Data listing
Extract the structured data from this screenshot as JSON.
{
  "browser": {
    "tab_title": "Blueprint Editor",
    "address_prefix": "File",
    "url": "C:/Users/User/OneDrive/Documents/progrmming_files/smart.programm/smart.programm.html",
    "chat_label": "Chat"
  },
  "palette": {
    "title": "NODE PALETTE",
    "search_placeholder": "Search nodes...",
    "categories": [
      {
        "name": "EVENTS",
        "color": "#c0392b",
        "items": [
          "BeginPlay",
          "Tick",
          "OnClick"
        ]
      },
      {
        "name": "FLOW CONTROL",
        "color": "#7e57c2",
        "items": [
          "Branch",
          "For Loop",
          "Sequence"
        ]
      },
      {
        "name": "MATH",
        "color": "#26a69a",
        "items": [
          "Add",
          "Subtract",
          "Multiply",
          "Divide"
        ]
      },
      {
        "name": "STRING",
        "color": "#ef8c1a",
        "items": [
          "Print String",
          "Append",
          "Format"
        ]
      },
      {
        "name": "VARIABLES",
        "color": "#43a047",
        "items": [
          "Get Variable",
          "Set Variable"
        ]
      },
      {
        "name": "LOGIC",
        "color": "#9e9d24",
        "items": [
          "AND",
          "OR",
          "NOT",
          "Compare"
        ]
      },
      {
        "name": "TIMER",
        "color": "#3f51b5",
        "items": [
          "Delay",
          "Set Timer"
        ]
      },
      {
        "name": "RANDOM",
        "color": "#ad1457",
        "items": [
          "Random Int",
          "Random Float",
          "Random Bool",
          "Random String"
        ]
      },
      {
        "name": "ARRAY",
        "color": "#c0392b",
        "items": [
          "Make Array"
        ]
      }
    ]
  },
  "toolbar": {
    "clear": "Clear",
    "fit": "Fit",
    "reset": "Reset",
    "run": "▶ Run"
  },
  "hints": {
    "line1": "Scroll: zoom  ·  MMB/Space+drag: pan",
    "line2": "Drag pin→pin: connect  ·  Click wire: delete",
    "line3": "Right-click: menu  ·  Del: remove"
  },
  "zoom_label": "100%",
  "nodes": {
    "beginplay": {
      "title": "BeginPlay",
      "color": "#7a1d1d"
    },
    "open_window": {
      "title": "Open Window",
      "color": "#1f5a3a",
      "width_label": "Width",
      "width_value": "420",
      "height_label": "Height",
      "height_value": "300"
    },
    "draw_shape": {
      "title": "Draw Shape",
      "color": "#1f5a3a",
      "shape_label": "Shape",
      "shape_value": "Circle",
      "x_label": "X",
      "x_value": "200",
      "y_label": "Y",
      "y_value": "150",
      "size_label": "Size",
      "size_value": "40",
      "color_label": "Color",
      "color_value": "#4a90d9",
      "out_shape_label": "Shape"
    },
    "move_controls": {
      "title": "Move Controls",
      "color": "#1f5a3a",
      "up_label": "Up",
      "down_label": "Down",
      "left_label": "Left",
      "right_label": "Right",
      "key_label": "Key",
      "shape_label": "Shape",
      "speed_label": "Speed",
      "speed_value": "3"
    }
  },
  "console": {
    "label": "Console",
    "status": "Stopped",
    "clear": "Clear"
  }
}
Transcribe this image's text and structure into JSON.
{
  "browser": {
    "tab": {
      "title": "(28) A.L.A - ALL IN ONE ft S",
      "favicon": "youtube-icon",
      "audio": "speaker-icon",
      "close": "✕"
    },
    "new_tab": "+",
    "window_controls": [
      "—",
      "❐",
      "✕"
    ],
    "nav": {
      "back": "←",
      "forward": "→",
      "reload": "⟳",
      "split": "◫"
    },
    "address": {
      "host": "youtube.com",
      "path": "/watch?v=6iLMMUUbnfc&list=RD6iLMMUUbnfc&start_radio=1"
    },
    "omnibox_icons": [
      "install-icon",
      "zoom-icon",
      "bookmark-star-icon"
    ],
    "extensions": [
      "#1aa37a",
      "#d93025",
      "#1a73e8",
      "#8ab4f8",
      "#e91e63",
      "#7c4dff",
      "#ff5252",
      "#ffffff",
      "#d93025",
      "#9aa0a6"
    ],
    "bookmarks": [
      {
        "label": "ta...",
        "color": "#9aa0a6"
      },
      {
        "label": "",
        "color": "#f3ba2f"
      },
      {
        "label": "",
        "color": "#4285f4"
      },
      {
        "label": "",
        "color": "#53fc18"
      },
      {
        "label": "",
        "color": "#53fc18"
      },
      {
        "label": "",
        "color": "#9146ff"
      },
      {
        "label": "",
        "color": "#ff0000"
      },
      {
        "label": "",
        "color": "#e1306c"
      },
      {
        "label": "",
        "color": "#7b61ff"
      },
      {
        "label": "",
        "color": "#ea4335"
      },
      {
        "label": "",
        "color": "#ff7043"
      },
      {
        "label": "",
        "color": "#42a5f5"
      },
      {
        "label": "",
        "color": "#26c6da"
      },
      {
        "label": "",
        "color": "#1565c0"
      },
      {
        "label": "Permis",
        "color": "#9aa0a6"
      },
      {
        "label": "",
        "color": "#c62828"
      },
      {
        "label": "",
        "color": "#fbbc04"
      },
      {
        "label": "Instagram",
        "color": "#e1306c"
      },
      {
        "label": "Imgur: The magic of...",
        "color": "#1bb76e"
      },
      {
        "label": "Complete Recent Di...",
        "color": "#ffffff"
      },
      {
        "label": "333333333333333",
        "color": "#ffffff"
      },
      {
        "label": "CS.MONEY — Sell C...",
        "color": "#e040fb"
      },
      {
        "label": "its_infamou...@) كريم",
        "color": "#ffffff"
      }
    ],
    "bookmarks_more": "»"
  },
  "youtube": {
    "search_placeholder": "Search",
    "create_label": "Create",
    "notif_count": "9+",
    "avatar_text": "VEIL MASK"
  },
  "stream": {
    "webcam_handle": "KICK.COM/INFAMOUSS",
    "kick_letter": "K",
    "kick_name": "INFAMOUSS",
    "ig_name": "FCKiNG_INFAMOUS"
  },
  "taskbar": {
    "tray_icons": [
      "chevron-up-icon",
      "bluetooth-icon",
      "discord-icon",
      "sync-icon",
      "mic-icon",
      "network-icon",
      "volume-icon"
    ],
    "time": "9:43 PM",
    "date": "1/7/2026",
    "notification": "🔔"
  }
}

Requirements:
Select every line of the material above holding the word "this" and copy it.

Written response:
Extract the structured data from this screenshot as JSON.
Transcribe this image's text and structure into JSON.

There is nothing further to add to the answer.